- [TASK STATEMENT]: Pull out every line below holding the word "text".
--- START MATERIAL PROVIDED ---
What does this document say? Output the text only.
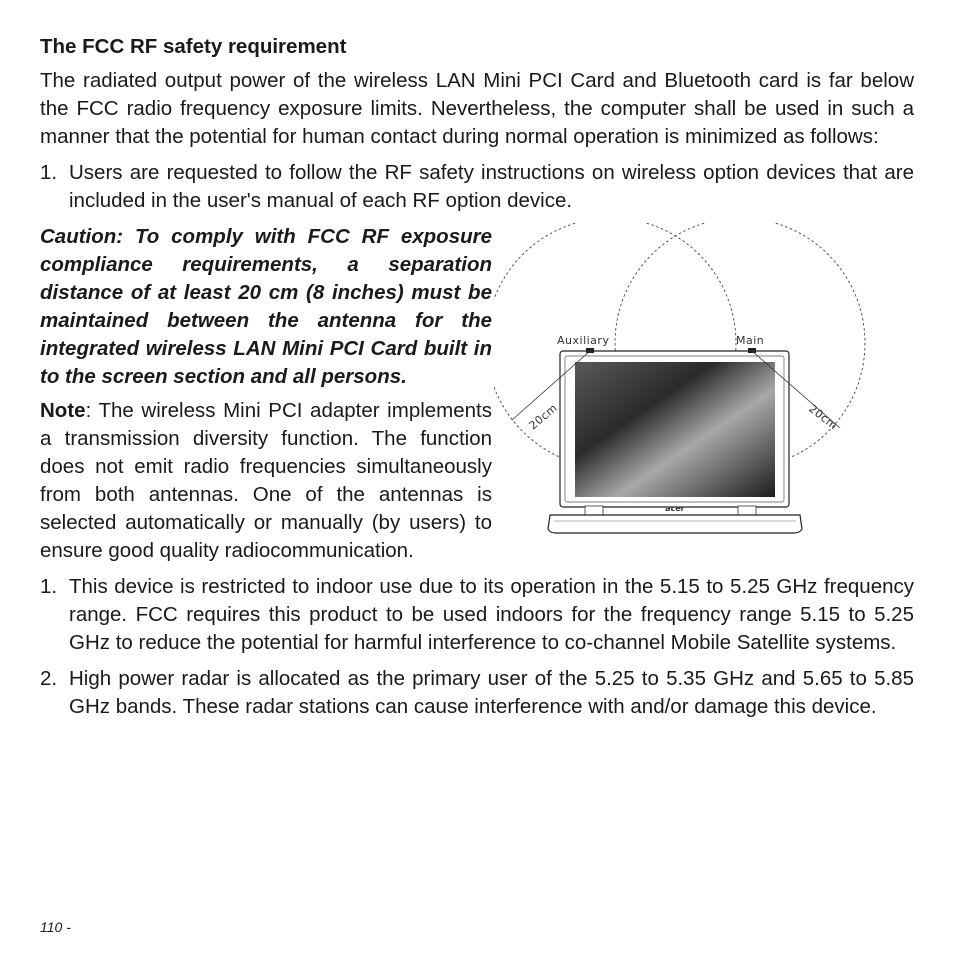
The FCC RF safety requirement

The radiated output power of the wireless LAN Mini PCI Card and Bluetooth card is far below the FCC radio frequency exposure limits. Nevertheless, the computer shall be used in such a manner that the potential for human contact during normal operation is minimized as follows:

1. Users are requested to follow the RF safety instructions on wireless option devices that are included in the user's manual of each RF option device.
acer
Auxiliary	Main
20cm	20cm

Caution: To comply with FCC RF exposure compliance requirements, a separation distance of at least 20 cm (8 inches) must be maintained between the antenna for the integrated wireless LAN Mini PCI Card built in to the screen section and all persons.

Note: The wireless Mini PCI adapter implements a transmission diversity function. The function does not emit radio frequencies simultaneously from both antennas. One of the antennas is selected automatically or manually (by users) to ensure good quality radiocommunication.

1. This device is restricted to indoor use due to its operation in the 5.15 to 5.25 GHz frequency range. FCC requires this product to be used indoors for the frequency range 5.15 to 5.25 GHz to reduce the potential for harmful interference to co-channel Mobile Satellite systems.
2. High power radar is allocated as the primary user of the 5.25 to 5.35 GHz and 5.65 to 5.85 GHz bands. These radar stations can cause interference with and/or damage this device.
110 -
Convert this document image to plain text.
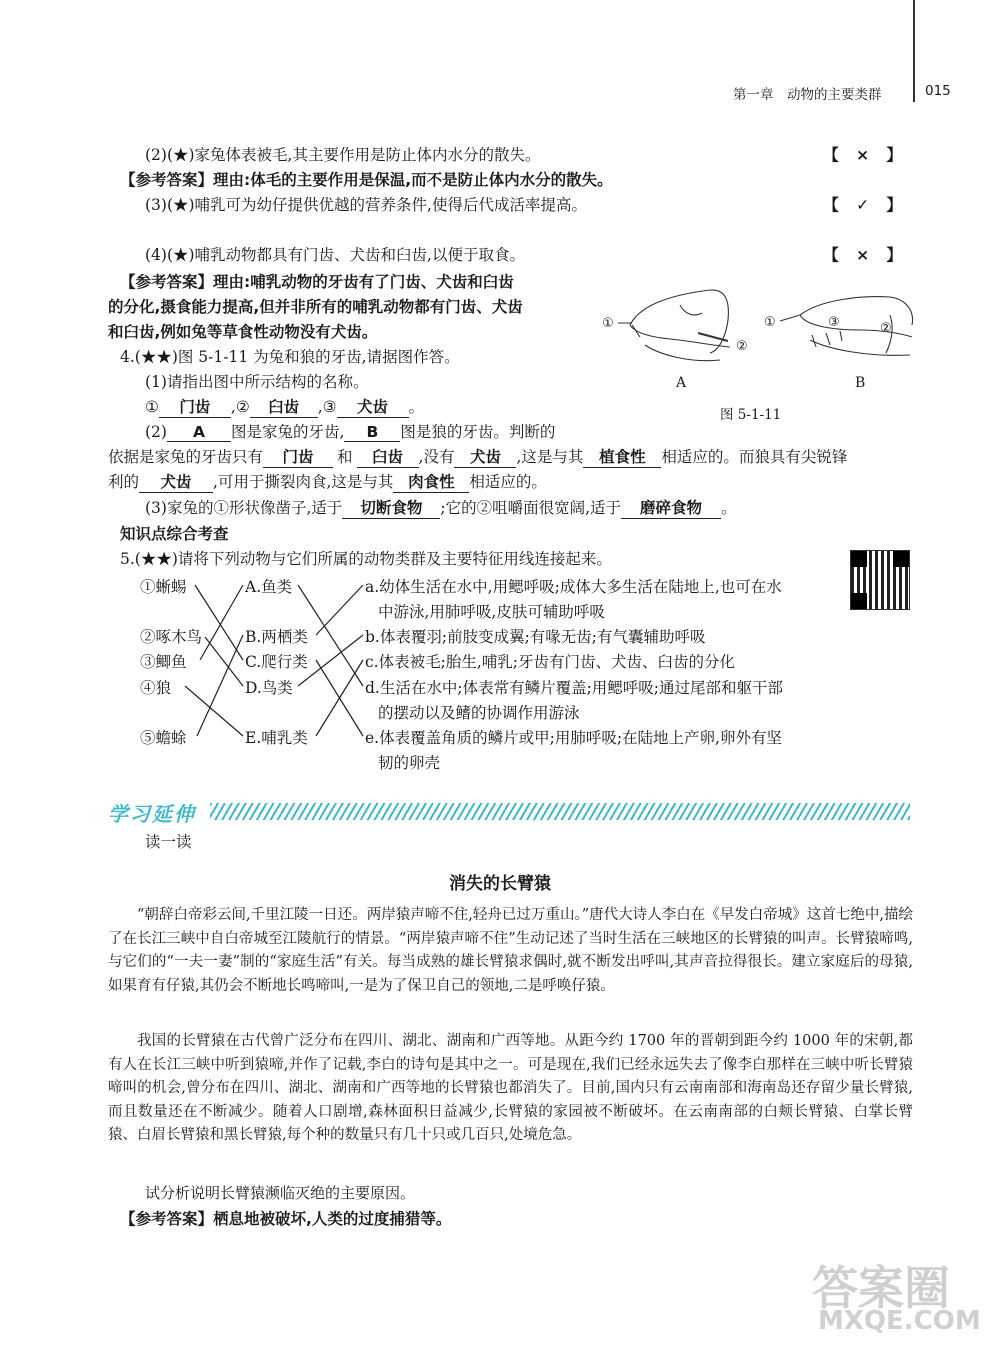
第一章　动物的主要类群	015
(2)(★)家兔体表被毛,其主要作用是防止体内水分的散失。	【 × 】
【参考答案】理由:体毛的主要作用是保温,而不是防止体内水分的散失。
(3)(★)哺乳可为幼仔提供优越的营养条件,使得后代成活率提高。	【 ✓ 】
(4)(★)哺乳动物都具有门齿、犬齿和臼齿,以便于取食。	【 × 】
【参考答案】理由:哺乳动物的牙齿有了门齿、犬齿和臼齿
的分化,摄食能力提高,但并非所有的哺乳动物都有门齿、犬齿
和臼齿,例如兔等草食性动物没有犬齿。
4.(★★)图 5-1-11 为兔和狼的牙齿,请据图作答。
(1)请指出图中所示结构的名称。
① 门齿 ,② 臼齿 ,③ 犬齿 。
(2) A 图是家兔的牙齿, B 图是狼的牙齿。判断的
依据是家兔的牙齿只有 门齿 和 臼齿 ,没有 犬齿 ,这是与其 植食性 相适应的。而狼具有尖锐锋
利的 犬齿 ,可用于撕裂肉食,这是与其 肉食性 相适应的。
(3)家兔的①形状像凿子,适于 切断食物 ;它的②咀嚼面很宽阔,适于 磨碎食物 。
①
②
①	③	②
A	B
图 5-1-11
知识点综合考查
5.(★★)请将下列动物与它们所属的动物类群及主要特征用线连接起来。
①蜥蜴
②啄木鸟
③鲫鱼
④狼
⑤蟾蜍
A.鱼类
B.两栖类
C.爬行类
D.鸟类
E.哺乳类
a.幼体生活在水中,用鳃呼吸;成体大多生活在陆地上,也可在水
中游泳,用肺呼吸,皮肤可辅助呼吸
b.体表覆羽;前肢变成翼;有喙无齿;有气囊辅助呼吸
c.体表被毛;胎生,哺乳;牙齿有门齿、犬齿、臼齿的分化
d.生活在水中;体表常有鳞片覆盖;用鳃呼吸;通过尾部和躯干部
的摆动以及鳍的协调作用游泳
e.体表覆盖角质的鳞片或甲;用肺呼吸;在陆地上产卵,卵外有坚
韧的卵壳
学习延伸
读一读
消失的长臂猿
“朝辞白帝彩云间,千里江陵一日还。两岸猿声啼不住,轻舟已过万重山。”唐代大诗人李白在《早发白帝城》这首七绝中,描绘了在长江三峡中自白帝城至江陵航行的情景。“两岸猿声啼不住”生动记述了当时生活在三峡地区的长臂猿的叫声。长臂猿啼鸣,与它们的“一夫一妻”制的“家庭生活”有关。每当成熟的雄长臂猿求偶时,就不断发出呼叫,其声音拉得很长。建立家庭后的母猿,如果育有仔猿,其仍会不断地长鸣啼叫,一是为了保卫自己的领地,二是呼唤仔猿。
我国的长臂猿在古代曾广泛分布在四川、湖北、湖南和广西等地。从距今约 1700 年的晋朝到距今约 1000 年的宋朝,都有人在长江三峡中听到猿啼,并作了记载,李白的诗句是其中之一。可是现在,我们已经永远失去了像李白那样在三峡中听长臂猿啼叫的机会,曾分布在四川、湖北、湖南和广西等地的长臂猿也都消失了。目前,国内只有云南南部和海南岛还存留少量长臂猿,而且数量还在不断减少。随着人口剧增,森林面积日益减少,长臂猿的家园被不断破坏。在云南南部的白颊长臂猿、白掌长臂猿、白眉长臂猿和黑长臂猿,每个种的数量只有几十只或几百只,处境危急。
试分析说明长臂猿濒临灭绝的主要原因。
【参考答案】栖息地被破坏,人类的过度捕猎等。
答案圈
MXQE.COM
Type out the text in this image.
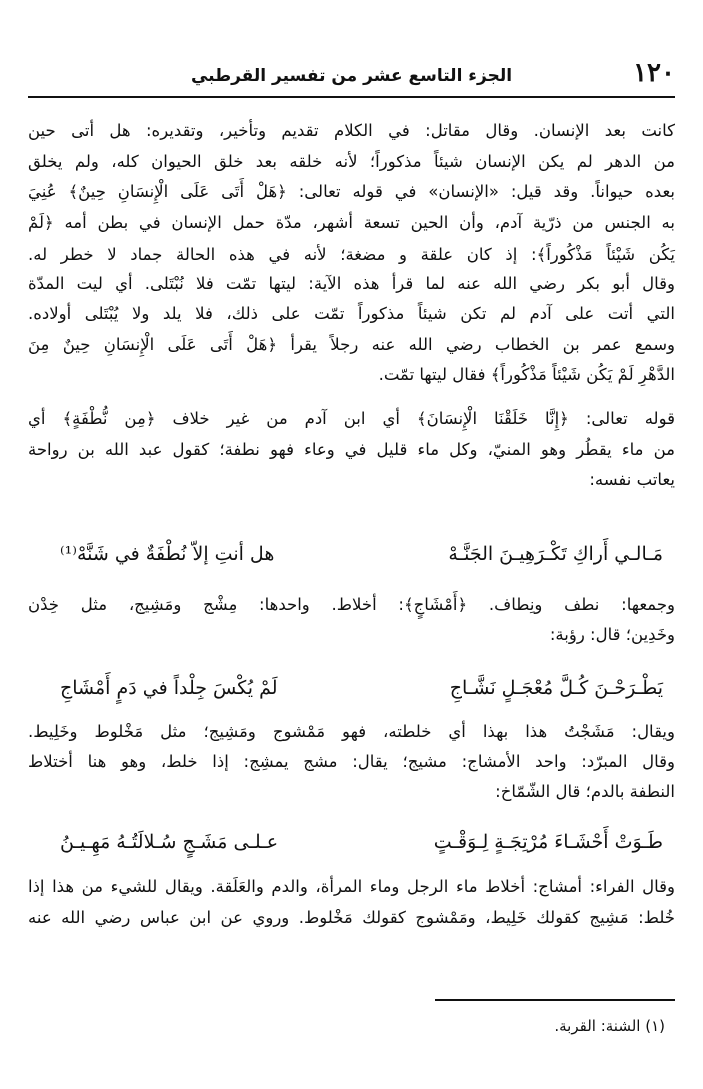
١٢٠
الجزء التاسع عشر من تفسير القرطبي
كانت بعد الإنسان. وقال مقاتل: في الكلام تقديم وتأخير، وتقديره: هل أتى حين
من الدهر لم يكن الإنسان شيئاً مذكوراً؛ لأنه خلقه بعد خلق الحيوان كله، ولم يخلق
بعده حيواناً. وقد قيل: «الإنسان» في قوله تعالى: ﴿هَلْ أَتَى عَلَى الْإِنسَانِ حِينٌ﴾ عُنِيَ
به الجنس من ذرّية آدم، وأن الحين تسعة أشهر، مدّة حمل الإنسان في بطن أمه ﴿لَمْ
يَكُن شَيْئاً مَذْكُوراً﴾: إذ كان علقة و مضغة؛ لأنه في هذه الحالة جماد لا خطر له.
وقال أبو بكر رضي الله عنه لما قرأ هذه الآية: ليتها تمّت فلا نُبْتَلى. أي ليت المدّة
التي أتت على آدم لم تكن شيئاً مذكوراً تمّت على ذلك، فلا يلد ولا يُبْتَلى أولاده.
وسمع عمر بن الخطاب رضي الله عنه رجلاً يقرأ ﴿هَلْ أَتَى عَلَى الْإِنسَانِ حِينٌ مِنَ
الدَّهْرِ لَمْ يَكُن شَيْئاً مَذْكُوراً﴾ فقال ليتها تمّت.
قوله تعالى: ﴿إِنَّا خَلَقْنَا الْإِنسَانَ﴾ أي ابن آدم من غير خلاف ﴿مِن نُّطْفَةٍ﴾ أي
من ماء يقطُر وهو المنيّ، وكل ماء قليل في وعاء فهو نطفة؛ كقول عبد الله بن رواحة
يعاتب نفسه:
مَـالـي أَراكِ تَكْـرَهِيـنَ الجَنَّـهْ
هل أنتِ إلاّ نُطْفَةٌ في شَنَّهْ⁽¹⁾
وجمعها: نطف ونِطاف. ﴿أَمْشَاجٍ﴾: أخلاط. واحدها: مِشْج ومَشِيج، مثل خِدْن
وخَدِين؛ قال: رؤبة:
يَطْـرَحْـنَ كُـلَّ مُعْجَـلٍ نَشَّـاجِ
لَمْ يُكْسَ جِلْداً في دَمٍ أَمْشَاجِ
ويقال: مَشَجْتُ هذا بهذا أي خلطته، فهو مَمْشوج ومَشِيج؛ مثل مَخْلوط وخَلِيط.
وقال المبرّد: واحد الأمشاج: مشيج؛ يقال: مشج يمشِج: إذا خلط، وهو هنا أختلاط
النطفة بالدم؛ قال الشّمّاخ:
طَـوَتْ أَحْشَـاءَ مُرْتِجَـةٍ لِـوَقْـتٍ
عـلـى مَشَـجٍ سُـلالَتُـهُ مَهِـيـنُ
وقال الفراء: أمشاج: أخلاط ماء الرجل وماء المرأة، والدم والعَلَقة. ويقال للشيء من هذا إذا
خُلط: مَشِيج كقولك خَلِيط، ومَمْشوج كقولك مَخْلوط. وروي عن ابن عباس رضي الله عنه
(١) الشنة: القربة.
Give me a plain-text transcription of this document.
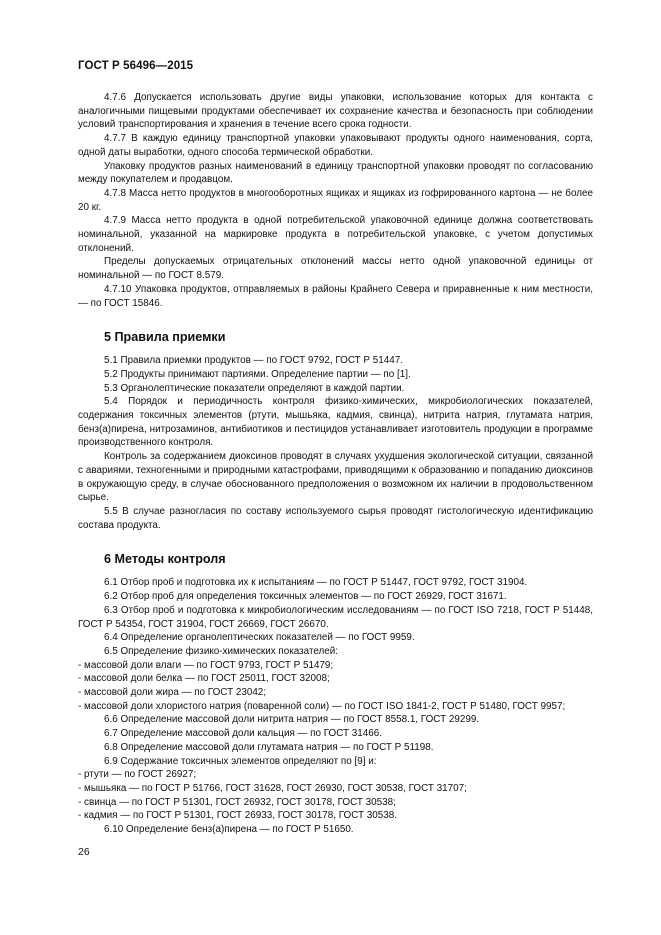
ГОСТ Р 56496—2015

4.7.6 Допускается использовать другие виды упаковки, использование которых для контакта с аналогичными пищевыми продуктами обеспечивает их сохранение качества и безопасность при соблюдении условий транспортирования и хранения в течение всего срока годности.

4.7.7 В каждую единицу транспортной упаковки упаковывают продукты одного наименования, сорта, одной даты выработки, одного способа термической обработки.

Упаковку продуктов разных наименований в единицу транспортной упаковки проводят по согласованию между покупателем и продавцом.

4.7.8 Масса нетто продуктов в многооборотных ящиках и ящиках из гофрированного картона — не более 20 кг.

4.7.9 Масса нетто продукта в одной потребительской упаковочной единице должна соответствовать номинальной, указанной на маркировке продукта в потребительской упаковке, с учетом допустимых отклонений.

Пределы допускаемых отрицательных отклонений массы нетто одной упаковочной единицы от номинальной — по ГОСТ 8.579.

4.7.10 Упаковка продуктов, отправляемых в районы Крайнего Севера и приравненные к ним местности, — по ГОСТ 15846.

5 Правила приемки

5.1 Правила приемки продуктов — по ГОСТ 9792, ГОСТ Р 51447.

5.2 Продукты принимают партиями. Определение партии — по [1].

5.3 Органолептические показатели определяют в каждой партии.

5.4 Порядок и периодичность контроля физико-химических, микробиологических показателей, содержания токсичных элементов (ртути, мышьяка, кадмия, свинца), нитрита натрия, глутамата натрия, бенз(а)пирена, нитрозаминов, антибиотиков и пестицидов устанавливает изготовитель продукции в программе производственного контроля.

Контроль за содержанием диоксинов проводят в случаях ухудшения экологической ситуации, связанной с авариями, техногенными и природными катастрофами, приводящими к образованию и попаданию диоксинов в окружающую среду, в случае обоснованного предположения о возможном их наличии в продовольственном сырье.

5.5 В случае разногласия по составу используемого сырья проводят гистологическую идентификацию состава продукта.

6 Методы контроля

6.1 Отбор проб и подготовка их к испытаниям — по ГОСТ Р 51447, ГОСТ 9792, ГОСТ 31904.

6.2 Отбор проб для определения токсичных элементов — по ГОСТ 26929, ГОСТ 31671.

6.3 Отбор проб и подготовка к микробиологическим исследованиям — по ГОСТ ISO 7218, ГОСТ Р 51448, ГОСТ Р 54354, ГОСТ 31904, ГОСТ 26669, ГОСТ 26670.

6.4 Определение органолептических показателей — по ГОСТ 9959.

6.5 Определение физико-химических показателей:

- массовой доли влаги — по ГОСТ 9793, ГОСТ Р 51479;

- массовой доли белка — по ГОСТ 25011, ГОСТ 32008;

- массовой доли жира — по ГОСТ 23042;

- массовой доли хлористого натрия (поваренной соли) — по ГОСТ ISO 1841-2, ГОСТ Р 51480, ГОСТ 9957;

6.6 Определение массовой доли нитрита натрия — по ГОСТ 8558.1, ГОСТ 29299.

6.7 Определение массовой доли кальция — по ГОСТ 31466.

6.8 Определение массовой доли глутамата натрия — по ГОСТ Р 51198.

6.9 Содержание токсичных элементов определяют по [9] и:

- ртути — по ГОСТ 26927;

- мышьяка — по ГОСТ Р 51766, ГОСТ 31628, ГОСТ 26930, ГОСТ 30538, ГОСТ 31707;

- свинца — по ГОСТ Р 51301, ГОСТ 26932, ГОСТ 30178, ГОСТ 30538;

- кадмия — по ГОСТ Р 51301, ГОСТ 26933, ГОСТ 30178, ГОСТ 30538.

6.10 Определение бенз(а)пирена — по ГОСТ Р 51650.

26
--- END MATERIAL PROVIDED ---
- [ANSWER TO THE PROBLEM]:
What does this document say? Output the text only.
Convert this document image to plain text.
Type out the text in this image.
Give me a plain-text transcription of this document.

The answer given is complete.